Only lines with the word "Enumerate" are needed; collect each of them from the listing below.
□ □ □ □ □ □ □
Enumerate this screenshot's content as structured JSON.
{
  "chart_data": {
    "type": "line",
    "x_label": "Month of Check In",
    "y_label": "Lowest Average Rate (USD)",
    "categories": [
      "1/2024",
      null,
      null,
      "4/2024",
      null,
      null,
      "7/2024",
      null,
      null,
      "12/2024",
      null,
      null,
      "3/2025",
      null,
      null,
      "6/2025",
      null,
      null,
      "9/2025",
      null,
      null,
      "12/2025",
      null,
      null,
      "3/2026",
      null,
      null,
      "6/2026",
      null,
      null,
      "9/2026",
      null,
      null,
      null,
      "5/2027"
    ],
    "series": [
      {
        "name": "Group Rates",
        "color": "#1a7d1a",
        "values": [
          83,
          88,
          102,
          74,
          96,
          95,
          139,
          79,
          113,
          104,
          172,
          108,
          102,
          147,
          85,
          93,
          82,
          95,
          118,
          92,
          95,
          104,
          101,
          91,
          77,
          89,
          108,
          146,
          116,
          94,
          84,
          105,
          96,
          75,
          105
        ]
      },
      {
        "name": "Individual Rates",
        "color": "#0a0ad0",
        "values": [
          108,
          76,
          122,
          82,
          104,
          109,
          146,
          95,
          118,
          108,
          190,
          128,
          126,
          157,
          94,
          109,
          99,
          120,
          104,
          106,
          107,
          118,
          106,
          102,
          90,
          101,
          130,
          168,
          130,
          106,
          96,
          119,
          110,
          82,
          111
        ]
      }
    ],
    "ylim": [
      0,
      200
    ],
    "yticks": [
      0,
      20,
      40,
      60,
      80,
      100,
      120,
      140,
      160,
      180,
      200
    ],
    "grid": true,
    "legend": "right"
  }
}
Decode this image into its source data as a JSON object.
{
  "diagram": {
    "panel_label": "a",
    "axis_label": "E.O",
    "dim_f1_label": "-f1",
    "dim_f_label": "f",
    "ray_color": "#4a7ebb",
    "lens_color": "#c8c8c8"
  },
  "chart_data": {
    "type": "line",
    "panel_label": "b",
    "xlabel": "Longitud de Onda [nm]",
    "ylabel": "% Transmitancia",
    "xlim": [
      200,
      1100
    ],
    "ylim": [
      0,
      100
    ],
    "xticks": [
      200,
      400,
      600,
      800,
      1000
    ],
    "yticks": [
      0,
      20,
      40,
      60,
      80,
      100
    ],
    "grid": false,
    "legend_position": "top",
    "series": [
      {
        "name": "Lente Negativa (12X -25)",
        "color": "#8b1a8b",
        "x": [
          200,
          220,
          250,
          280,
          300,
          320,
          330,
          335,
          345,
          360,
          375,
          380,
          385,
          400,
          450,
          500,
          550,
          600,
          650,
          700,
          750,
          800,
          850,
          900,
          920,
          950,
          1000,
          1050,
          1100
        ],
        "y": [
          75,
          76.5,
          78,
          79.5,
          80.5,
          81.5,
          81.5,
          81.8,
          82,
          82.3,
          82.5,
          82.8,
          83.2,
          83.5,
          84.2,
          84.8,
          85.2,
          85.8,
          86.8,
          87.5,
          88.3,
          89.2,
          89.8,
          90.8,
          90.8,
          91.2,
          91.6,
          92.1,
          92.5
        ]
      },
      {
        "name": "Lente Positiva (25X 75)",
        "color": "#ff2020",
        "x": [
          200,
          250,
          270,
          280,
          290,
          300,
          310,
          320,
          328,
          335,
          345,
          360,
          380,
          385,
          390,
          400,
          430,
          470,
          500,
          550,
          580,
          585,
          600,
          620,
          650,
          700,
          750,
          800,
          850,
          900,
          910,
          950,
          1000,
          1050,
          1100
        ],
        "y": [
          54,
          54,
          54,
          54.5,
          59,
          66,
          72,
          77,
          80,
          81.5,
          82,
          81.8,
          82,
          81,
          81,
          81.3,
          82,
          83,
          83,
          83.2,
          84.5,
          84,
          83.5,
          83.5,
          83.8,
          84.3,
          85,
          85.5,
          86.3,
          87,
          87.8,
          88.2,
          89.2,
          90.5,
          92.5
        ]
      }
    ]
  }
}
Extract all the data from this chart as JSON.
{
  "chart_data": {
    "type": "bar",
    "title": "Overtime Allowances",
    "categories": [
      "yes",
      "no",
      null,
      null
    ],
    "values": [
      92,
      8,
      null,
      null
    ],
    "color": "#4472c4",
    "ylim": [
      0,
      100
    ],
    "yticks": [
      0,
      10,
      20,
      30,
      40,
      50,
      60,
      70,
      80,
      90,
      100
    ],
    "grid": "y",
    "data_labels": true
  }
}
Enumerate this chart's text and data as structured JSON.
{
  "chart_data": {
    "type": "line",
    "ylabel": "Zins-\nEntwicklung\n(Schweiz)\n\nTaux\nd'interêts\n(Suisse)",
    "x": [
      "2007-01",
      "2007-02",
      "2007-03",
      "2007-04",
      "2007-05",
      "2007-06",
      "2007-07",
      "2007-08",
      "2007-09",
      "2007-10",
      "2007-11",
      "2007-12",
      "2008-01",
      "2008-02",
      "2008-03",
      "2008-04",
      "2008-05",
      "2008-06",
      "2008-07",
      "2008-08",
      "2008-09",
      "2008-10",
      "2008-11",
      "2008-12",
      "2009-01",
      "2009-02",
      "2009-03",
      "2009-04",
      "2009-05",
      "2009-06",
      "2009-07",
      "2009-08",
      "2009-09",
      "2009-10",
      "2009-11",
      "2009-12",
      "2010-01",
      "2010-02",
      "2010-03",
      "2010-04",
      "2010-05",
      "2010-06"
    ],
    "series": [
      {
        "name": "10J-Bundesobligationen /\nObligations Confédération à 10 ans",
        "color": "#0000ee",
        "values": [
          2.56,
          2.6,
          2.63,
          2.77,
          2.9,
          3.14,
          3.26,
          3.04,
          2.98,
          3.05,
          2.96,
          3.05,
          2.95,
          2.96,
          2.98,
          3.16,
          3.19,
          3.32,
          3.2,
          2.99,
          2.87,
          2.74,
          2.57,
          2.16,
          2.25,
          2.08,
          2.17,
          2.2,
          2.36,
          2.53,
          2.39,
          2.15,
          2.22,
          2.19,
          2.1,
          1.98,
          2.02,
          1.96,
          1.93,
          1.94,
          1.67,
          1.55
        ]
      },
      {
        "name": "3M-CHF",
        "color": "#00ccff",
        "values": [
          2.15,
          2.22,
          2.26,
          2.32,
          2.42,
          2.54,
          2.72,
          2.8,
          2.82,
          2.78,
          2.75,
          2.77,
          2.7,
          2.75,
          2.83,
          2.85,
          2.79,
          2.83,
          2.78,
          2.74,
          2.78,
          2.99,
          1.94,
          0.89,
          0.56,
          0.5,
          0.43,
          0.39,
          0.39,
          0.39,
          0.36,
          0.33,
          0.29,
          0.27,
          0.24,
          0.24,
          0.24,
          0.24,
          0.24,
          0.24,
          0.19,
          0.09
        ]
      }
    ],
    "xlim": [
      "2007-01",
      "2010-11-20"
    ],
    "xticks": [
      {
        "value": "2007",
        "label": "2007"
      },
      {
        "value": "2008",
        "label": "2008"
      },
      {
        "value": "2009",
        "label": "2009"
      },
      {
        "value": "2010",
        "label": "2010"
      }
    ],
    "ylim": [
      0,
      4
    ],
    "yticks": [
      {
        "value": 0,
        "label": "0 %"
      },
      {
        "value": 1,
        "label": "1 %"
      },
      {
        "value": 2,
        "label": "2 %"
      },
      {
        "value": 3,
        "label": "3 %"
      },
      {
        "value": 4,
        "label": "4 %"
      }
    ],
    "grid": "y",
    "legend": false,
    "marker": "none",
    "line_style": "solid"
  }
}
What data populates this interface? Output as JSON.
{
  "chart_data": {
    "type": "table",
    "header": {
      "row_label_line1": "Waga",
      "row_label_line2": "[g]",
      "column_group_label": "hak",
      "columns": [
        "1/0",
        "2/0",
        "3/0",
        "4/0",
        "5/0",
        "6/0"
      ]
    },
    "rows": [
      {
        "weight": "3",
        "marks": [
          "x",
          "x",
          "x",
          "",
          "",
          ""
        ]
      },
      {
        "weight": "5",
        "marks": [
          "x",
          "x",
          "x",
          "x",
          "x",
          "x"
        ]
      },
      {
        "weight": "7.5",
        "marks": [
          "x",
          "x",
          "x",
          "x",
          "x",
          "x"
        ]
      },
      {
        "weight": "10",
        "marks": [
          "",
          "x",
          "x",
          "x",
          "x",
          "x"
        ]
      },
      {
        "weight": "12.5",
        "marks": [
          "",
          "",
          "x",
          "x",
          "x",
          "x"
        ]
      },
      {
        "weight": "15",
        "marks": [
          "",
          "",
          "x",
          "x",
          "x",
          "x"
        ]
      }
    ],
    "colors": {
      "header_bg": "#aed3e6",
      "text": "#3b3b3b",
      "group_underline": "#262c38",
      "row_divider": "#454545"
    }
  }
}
□ □ □ □ □ □ □
Reply to the task:
Enumerate this screenshot's content as structured JSON.
Enumerate this chart's text and data as structured JSON.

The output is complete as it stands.